Dataset listings of figures:
>>>>

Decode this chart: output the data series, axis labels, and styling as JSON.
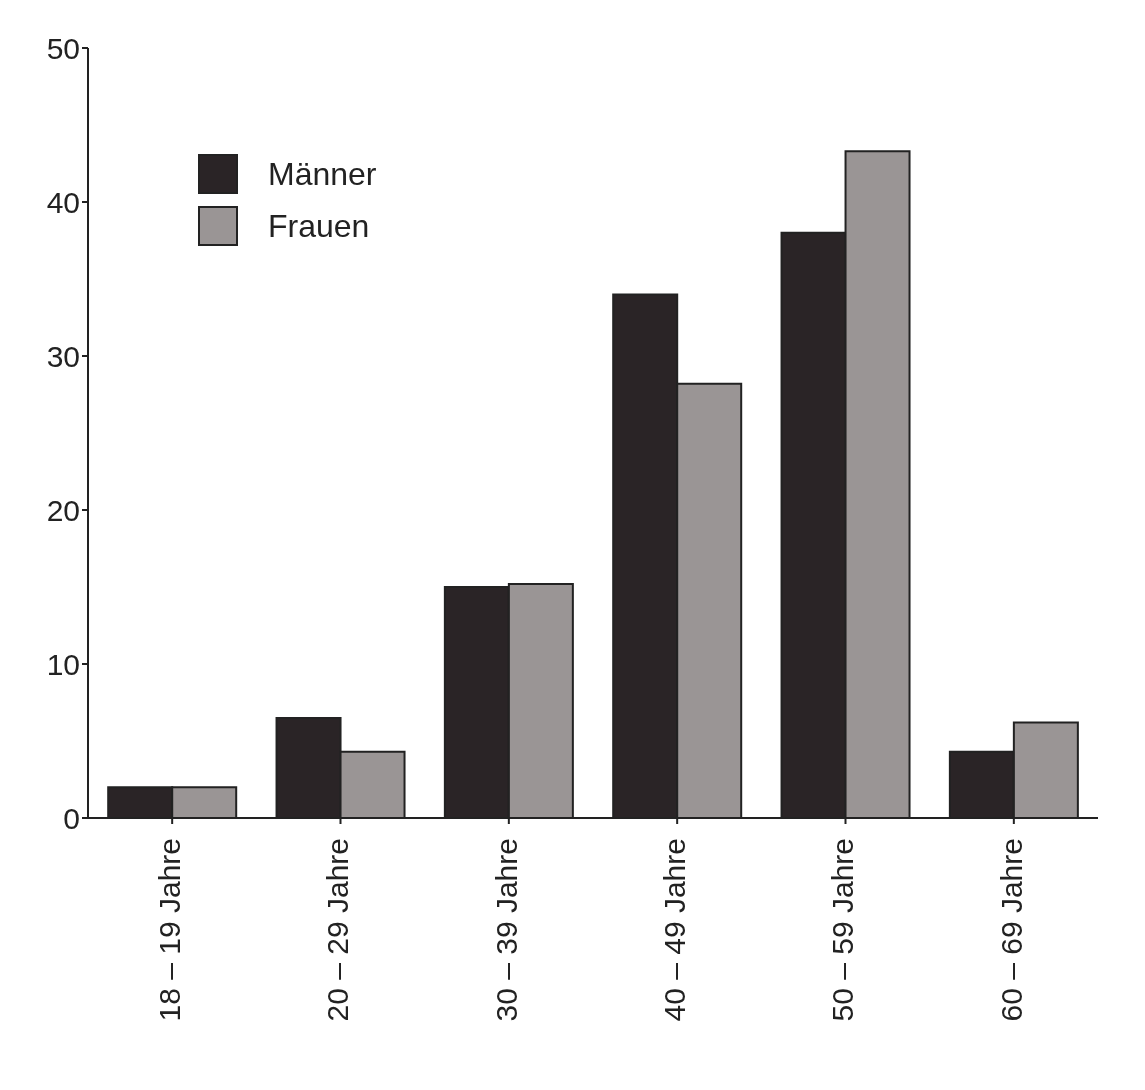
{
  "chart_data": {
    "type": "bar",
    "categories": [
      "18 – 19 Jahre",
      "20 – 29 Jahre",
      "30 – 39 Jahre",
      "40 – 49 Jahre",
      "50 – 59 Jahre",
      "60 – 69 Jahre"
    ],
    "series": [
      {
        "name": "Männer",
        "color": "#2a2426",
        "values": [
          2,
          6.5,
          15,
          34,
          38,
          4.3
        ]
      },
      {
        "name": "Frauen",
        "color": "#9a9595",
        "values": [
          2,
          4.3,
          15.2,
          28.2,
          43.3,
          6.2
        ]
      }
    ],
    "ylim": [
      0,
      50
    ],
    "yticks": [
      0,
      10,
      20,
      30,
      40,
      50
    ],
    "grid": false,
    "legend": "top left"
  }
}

<<<<

**AIM:** Find all the lines containing "Jahre" in the material, then copy them.

**THE OUTPUT:**
      "18 – 19 Jahre",
      "20 – 29 Jahre",
      "30 – 39 Jahre",
      "40 – 49 Jahre",
      "50 – 59 Jahre",
      "60 – 69 Jahre"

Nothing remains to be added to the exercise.